(Data entries)
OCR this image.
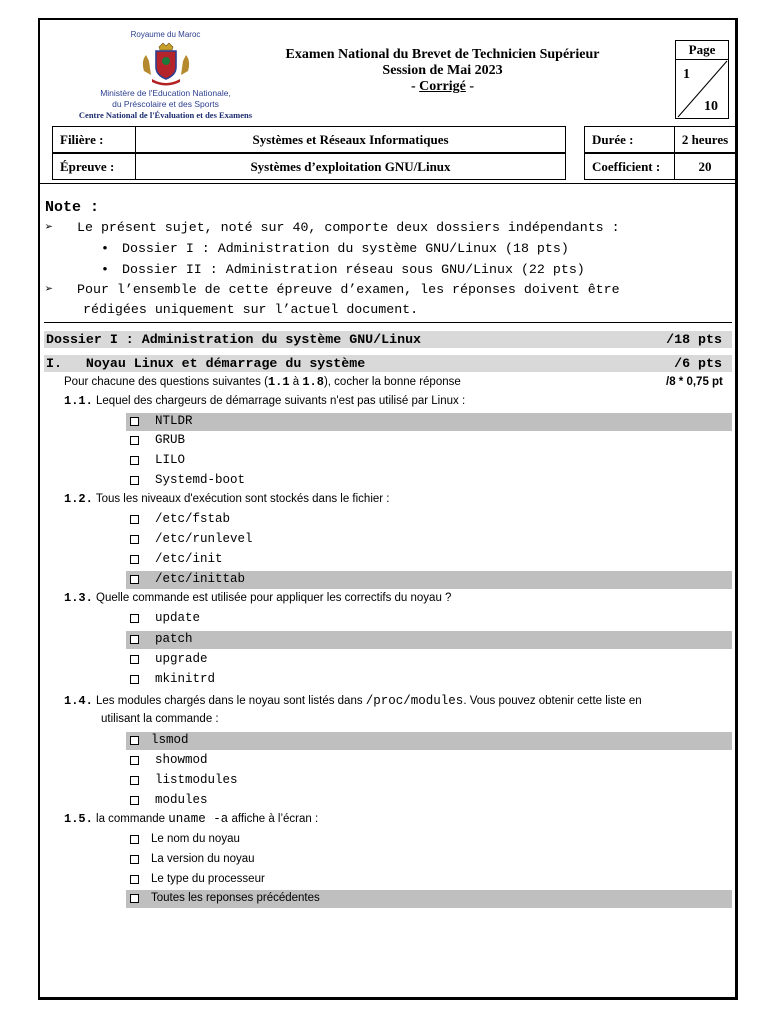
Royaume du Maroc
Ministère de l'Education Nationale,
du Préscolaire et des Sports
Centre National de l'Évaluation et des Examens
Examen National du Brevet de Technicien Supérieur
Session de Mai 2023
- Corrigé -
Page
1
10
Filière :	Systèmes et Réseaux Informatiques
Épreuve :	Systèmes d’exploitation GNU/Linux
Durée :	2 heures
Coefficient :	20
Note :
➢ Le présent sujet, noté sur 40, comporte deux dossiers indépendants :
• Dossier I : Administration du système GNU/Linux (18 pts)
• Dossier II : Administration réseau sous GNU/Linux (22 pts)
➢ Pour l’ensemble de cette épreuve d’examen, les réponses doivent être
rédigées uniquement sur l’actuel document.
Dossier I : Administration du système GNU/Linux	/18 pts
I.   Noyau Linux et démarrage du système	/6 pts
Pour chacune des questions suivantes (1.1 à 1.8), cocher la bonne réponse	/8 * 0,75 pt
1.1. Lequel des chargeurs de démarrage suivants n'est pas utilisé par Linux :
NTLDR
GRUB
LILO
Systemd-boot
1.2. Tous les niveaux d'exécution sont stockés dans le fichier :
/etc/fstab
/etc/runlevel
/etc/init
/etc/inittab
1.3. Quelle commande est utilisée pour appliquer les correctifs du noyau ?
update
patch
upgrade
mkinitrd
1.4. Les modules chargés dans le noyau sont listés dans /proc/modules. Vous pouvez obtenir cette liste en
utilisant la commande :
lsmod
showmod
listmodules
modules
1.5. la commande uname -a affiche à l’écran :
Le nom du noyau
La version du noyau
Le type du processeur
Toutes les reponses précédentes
==
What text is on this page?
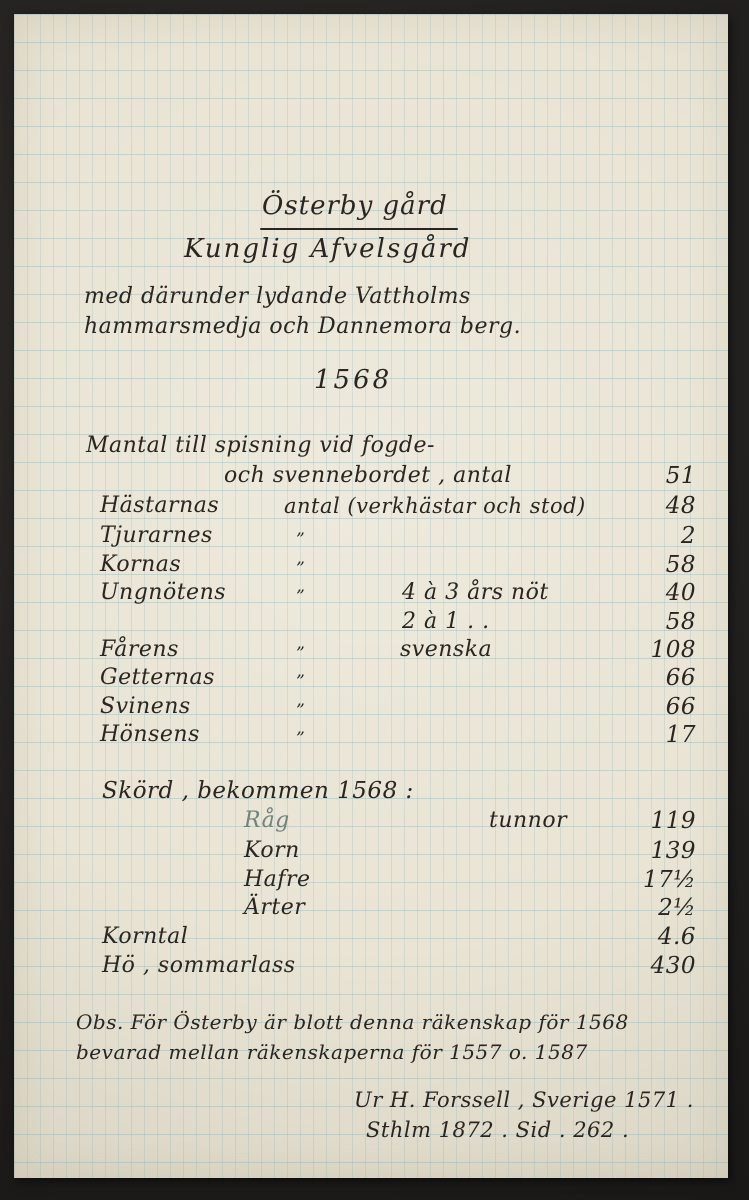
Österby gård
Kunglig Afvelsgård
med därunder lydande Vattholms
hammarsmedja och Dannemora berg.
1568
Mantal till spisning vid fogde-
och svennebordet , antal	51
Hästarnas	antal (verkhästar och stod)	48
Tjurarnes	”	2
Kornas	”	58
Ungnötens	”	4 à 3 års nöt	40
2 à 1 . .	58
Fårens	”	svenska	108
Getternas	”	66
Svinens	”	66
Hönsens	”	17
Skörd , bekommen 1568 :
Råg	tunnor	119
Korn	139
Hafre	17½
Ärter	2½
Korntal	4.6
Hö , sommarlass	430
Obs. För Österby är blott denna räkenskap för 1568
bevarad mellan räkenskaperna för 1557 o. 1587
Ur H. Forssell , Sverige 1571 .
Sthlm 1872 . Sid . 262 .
...
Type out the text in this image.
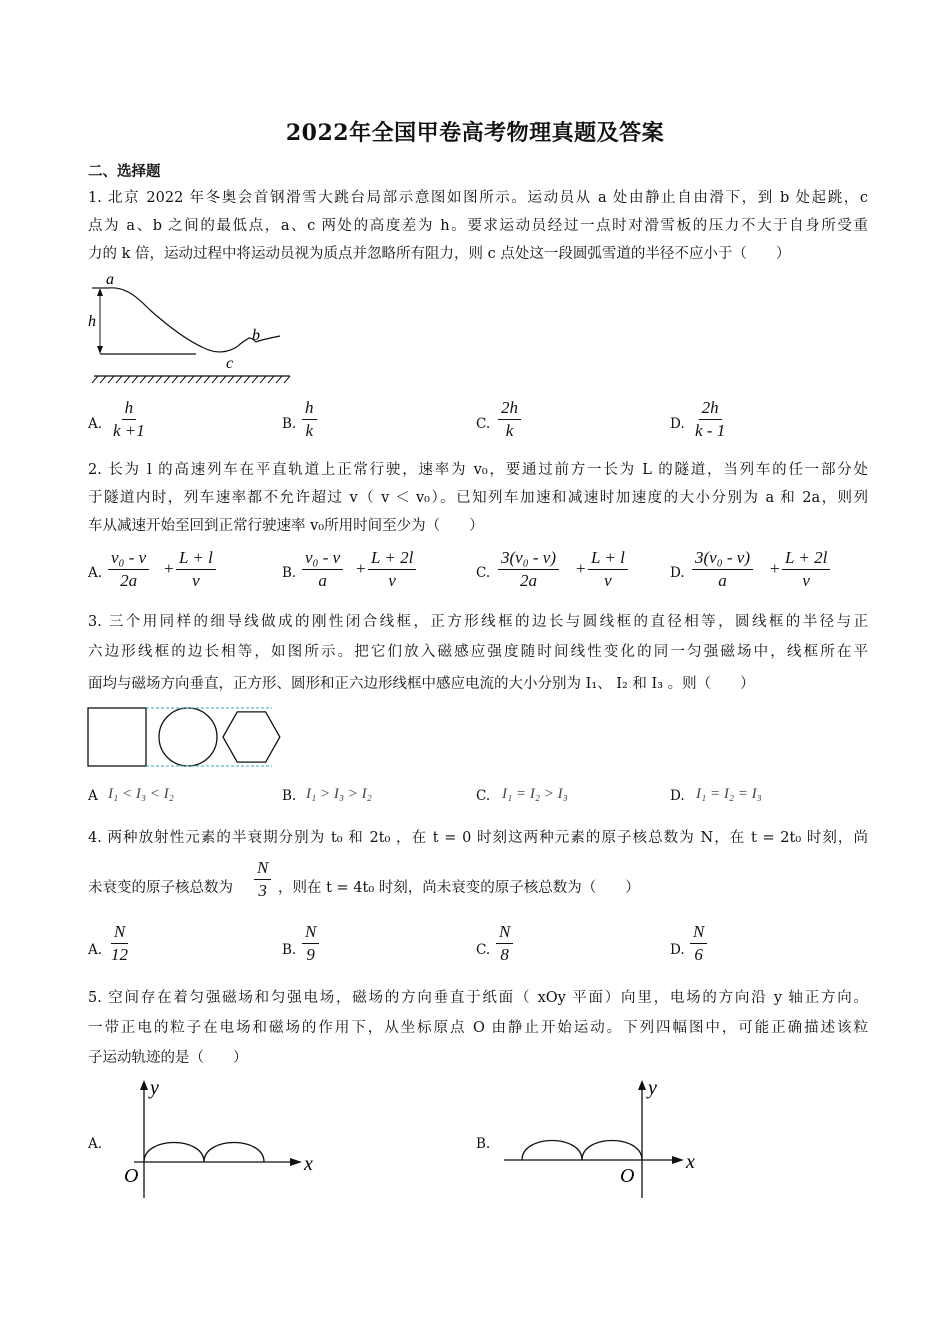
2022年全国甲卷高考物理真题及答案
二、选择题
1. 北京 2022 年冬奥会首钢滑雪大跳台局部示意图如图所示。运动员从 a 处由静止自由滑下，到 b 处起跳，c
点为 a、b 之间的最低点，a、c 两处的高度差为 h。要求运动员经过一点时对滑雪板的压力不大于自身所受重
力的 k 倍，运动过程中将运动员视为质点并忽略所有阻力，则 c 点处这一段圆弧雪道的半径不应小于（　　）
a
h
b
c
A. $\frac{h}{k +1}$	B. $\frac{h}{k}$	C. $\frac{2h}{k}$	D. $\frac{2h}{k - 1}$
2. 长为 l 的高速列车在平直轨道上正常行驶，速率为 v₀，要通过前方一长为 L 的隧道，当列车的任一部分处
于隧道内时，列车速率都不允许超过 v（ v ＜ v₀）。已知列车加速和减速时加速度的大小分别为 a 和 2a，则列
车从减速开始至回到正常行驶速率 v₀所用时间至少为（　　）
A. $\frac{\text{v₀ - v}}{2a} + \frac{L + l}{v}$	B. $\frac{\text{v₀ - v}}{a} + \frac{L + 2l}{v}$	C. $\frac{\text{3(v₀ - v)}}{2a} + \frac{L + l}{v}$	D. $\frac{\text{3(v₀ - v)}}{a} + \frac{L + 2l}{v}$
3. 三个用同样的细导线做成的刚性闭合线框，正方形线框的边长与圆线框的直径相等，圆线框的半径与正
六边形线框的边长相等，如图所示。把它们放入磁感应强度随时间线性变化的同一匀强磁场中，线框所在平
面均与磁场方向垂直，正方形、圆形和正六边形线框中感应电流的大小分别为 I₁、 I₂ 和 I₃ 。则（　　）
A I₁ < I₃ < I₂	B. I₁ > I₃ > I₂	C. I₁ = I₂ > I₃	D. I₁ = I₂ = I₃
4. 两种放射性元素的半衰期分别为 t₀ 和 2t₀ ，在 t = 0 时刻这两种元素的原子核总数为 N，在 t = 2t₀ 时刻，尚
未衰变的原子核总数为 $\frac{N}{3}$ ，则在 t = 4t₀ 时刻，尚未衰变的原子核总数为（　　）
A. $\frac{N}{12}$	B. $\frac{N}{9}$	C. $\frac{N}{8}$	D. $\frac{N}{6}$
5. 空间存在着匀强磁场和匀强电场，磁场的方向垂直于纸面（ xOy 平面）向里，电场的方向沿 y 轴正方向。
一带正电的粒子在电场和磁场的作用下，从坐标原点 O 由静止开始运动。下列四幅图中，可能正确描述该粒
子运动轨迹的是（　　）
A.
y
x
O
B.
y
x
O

- What you need to do -
Read the entries and pick out all lines that include the word "Österby".

- Correct response -
Österby gård
Obs. För Österby är blott denna räkenskap för 1568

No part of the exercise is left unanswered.